------ RECORDS FOR THE TASK
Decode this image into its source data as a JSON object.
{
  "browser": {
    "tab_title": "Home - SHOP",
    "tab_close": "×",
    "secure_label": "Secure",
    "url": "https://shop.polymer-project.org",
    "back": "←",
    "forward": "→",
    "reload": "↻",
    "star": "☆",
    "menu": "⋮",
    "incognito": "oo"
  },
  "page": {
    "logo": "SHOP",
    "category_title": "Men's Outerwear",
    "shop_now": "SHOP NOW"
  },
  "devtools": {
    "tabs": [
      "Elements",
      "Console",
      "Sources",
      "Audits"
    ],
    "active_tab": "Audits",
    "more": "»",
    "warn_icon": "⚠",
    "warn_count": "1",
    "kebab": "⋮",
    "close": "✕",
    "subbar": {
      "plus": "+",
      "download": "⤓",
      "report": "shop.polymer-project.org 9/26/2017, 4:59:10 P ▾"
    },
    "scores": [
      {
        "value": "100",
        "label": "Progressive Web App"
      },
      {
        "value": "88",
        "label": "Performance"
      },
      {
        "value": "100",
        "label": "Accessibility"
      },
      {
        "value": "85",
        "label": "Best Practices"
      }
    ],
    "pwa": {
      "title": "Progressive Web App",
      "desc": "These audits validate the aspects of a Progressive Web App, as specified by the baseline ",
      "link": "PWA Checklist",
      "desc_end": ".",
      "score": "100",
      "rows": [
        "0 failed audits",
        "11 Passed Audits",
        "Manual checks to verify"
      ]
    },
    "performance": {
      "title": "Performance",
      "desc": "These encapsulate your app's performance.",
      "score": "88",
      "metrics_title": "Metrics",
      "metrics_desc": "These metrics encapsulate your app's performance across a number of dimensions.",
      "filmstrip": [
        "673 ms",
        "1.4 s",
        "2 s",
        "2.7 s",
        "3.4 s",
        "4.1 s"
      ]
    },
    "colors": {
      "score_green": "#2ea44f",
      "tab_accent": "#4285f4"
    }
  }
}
------------
* **REQUIRED TASK**:
From the data above, extract every line in its exact form.

* **RESPONSE TO THE EXERCISE**:
Decode this image into its source data as a JSON object.
{
  "browser": {
    "tab_title": "Home - SHOP",
    "tab_close": "×",
    "secure_label": "Secure",
    "url": "https://shop.polymer-project.org",
    "back": "←",
    "forward": "→",
    "reload": "↻",
    "star": "☆",
    "menu": "⋮",
    "incognito": "oo"
  },
  "page": {
    "logo": "SHOP",
    "category_title": "Men's Outerwear",
    "shop_now": "SHOP NOW"
  },
  "devtools": {
    "tabs": [
      "Elements",
      "Console",
      "Sources",
      "Audits"
    ],
    "active_tab": "Audits",
    "more": "»",
    "warn_icon": "⚠",
    "warn_count": "1",
    "kebab": "⋮",
    "close": "✕",
    "subbar": {
      "plus": "+",
      "download": "⤓",
      "report": "shop.polymer-project.org 9/26/2017, 4:59:10 P ▾"
    },
    "scores": [
      {
        "value": "100",
        "label": "Progressive Web App"
      },
      {
        "value": "88",
        "label": "Performance"
      },
      {
        "value": "100",
        "label": "Accessibility"
      },
      {
        "value": "85",
        "label": "Best Practices"
      }
    ],
    "pwa": {
      "title": "Progressive Web App",
      "desc": "These audits validate the aspects of a Progressive Web App, as specified by the baseline ",
      "link": "PWA Checklist",
      "desc_end": ".",
      "score": "100",
      "rows": [
        "0 failed audits",
        "11 Passed Audits",
        "Manual checks to verify"
      ]
    },
    "performance": {
      "title": "Performance",
      "desc": "These encapsulate your app's performance.",
      "score": "88",
      "metrics_title": "Metrics",
      "metrics_desc": "These metrics encapsulate your app's performance across a number of dimensions.",
      "filmstrip": [
        "673 ms",
        "1.4 s",
        "2 s",
        "2.7 s",
        "3.4 s",
        "4.1 s"
      ]
    },
    "colors": {
      "score_green": "#2ea44f",
      "tab_accent": "#4285f4"
    }
  }
}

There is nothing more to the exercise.